### Short task
Reproduce every entry exactly.

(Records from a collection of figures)
"""

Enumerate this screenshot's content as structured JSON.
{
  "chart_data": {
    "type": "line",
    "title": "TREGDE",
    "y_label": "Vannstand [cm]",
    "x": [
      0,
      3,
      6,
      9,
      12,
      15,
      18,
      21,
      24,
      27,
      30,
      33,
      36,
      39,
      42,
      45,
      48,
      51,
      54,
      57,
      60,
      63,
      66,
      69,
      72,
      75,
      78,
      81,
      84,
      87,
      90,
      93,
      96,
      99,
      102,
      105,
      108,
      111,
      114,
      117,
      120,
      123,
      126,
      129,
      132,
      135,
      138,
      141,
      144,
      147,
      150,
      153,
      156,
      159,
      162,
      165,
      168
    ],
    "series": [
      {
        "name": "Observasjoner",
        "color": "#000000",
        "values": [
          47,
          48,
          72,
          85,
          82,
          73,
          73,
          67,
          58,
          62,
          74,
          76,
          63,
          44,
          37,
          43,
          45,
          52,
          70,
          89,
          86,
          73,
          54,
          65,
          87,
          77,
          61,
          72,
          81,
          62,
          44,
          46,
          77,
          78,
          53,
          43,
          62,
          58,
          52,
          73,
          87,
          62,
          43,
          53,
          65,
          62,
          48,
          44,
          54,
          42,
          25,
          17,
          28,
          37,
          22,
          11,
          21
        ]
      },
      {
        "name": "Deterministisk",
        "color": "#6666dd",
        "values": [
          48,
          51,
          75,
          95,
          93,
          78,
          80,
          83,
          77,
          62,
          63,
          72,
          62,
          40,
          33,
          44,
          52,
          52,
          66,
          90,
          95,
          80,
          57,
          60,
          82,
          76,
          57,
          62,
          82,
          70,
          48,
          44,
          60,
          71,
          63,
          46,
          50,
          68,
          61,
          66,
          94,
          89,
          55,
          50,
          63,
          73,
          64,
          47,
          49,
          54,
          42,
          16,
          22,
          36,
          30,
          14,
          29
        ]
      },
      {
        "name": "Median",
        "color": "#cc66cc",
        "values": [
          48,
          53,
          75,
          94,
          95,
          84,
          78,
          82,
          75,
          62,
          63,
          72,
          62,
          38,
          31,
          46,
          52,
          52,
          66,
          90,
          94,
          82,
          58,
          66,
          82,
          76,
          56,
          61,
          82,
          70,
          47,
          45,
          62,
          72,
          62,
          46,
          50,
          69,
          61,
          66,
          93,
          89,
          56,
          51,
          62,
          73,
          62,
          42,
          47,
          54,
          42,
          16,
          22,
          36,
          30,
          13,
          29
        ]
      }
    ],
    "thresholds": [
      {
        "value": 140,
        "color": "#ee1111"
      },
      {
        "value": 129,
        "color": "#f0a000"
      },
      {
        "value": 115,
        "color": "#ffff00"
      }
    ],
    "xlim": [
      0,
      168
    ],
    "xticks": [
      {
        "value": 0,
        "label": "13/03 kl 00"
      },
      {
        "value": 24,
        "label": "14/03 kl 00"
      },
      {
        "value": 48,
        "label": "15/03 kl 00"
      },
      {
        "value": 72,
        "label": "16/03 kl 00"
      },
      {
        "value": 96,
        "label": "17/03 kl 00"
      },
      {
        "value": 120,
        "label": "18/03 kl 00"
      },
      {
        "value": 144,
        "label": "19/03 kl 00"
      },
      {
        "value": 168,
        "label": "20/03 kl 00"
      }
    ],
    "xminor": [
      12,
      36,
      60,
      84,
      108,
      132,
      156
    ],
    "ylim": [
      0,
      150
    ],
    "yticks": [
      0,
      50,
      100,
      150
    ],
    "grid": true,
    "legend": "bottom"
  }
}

"""

### Answer to this exercise
Enumerate this screenshot's content as structured JSON.
{
  "chart_data": {
    "type": "line",
    "title": "TREGDE",
    "y_label": "Vannstand [cm]",
    "x": [
      0,
      3,
      6,
      9,
      12,
      15,
      18,
      21,
      24,
      27,
      30,
      33,
      36,
      39,
      42,
      45,
      48,
      51,
      54,
      57,
      60,
      63,
      66,
      69,
      72,
      75,
      78,
      81,
      84,
      87,
      90,
      93,
      96,
      99,
      102,
      105,
      108,
      111,
      114,
      117,
      120,
      123,
      126,
      129,
      132,
      135,
      138,
      141,
      144,
      147,
      150,
      153,
      156,
      159,
      162,
      165,
      168
    ],
    "series": [
      {
        "name": "Observasjoner",
        "color": "#000000",
        "values": [
          47,
          48,
          72,
          85,
          82,
          73,
          73,
          67,
          58,
          62,
          74,
          76,
          63,
          44,
          37,
          43,
          45,
          52,
          70,
          89,
          86,
          73,
          54,
          65,
          87,
          77,
          61,
          72,
          81,
          62,
          44,
          46,
          77,
          78,
          53,
          43,
          62,
          58,
          52,
          73,
          87,
          62,
          43,
          53,
          65,
          62,
          48,
          44,
          54,
          42,
          25,
          17,
          28,
          37,
          22,
          11,
          21
        ]
      },
      {
        "name": "Deterministisk",
        "color": "#6666dd",
        "values": [
          48,
          51,
          75,
          95,
          93,
          78,
          80,
          83,
          77,
          62,
          63,
          72,
          62,
          40,
          33,
          44,
          52,
          52,
          66,
          90,
          95,
          80,
          57,
          60,
          82,
          76,
          57,
          62,
          82,
          70,
          48,
          44,
          60,
          71,
          63,
          46,
          50,
          68,
          61,
          66,
          94,
          89,
          55,
          50,
          63,
          73,
          64,
          47,
          49,
          54,
          42,
          16,
          22,
          36,
          30,
          14,
          29
        ]
      },
      {
        "name": "Median",
        "color": "#cc66cc",
        "values": [
          48,
          53,
          75,
          94,
          95,
          84,
          78,
          82,
          75,
          62,
          63,
          72,
          62,
          38,
          31,
          46,
          52,
          52,
          66,
          90,
          94,
          82,
          58,
          66,
          82,
          76,
          56,
          61,
          82,
          70,
          47,
          45,
          62,
          72,
          62,
          46,
          50,
          69,
          61,
          66,
          93,
          89,
          56,
          51,
          62,
          73,
          62,
          42,
          47,
          54,
          42,
          16,
          22,
          36,
          30,
          13,
          29
        ]
      }
    ],
    "thresholds": [
      {
        "value": 140,
        "color": "#ee1111"
      },
      {
        "value": 129,
        "color": "#f0a000"
      },
      {
        "value": 115,
        "color": "#ffff00"
      }
    ],
    "xlim": [
      0,
      168
    ],
    "xticks": [
      {
        "value": 0,
        "label": "13/03 kl 00"
      },
      {
        "value": 24,
        "label": "14/03 kl 00"
      },
      {
        "value": 48,
        "label": "15/03 kl 00"
      },
      {
        "value": 72,
        "label": "16/03 kl 00"
      },
      {
        "value": 96,
        "label": "17/03 kl 00"
      },
      {
        "value": 120,
        "label": "18/03 kl 00"
      },
      {
        "value": 144,
        "label": "19/03 kl 00"
      },
      {
        "value": 168,
        "label": "20/03 kl 00"
      }
    ],
    "xminor": [
      12,
      36,
      60,
      84,
      108,
      132,
      156
    ],
    "ylim": [
      0,
      150
    ],
    "yticks": [
      0,
      50,
      100,
      150
    ],
    "grid": true,
    "legend": "bottom"
  }
}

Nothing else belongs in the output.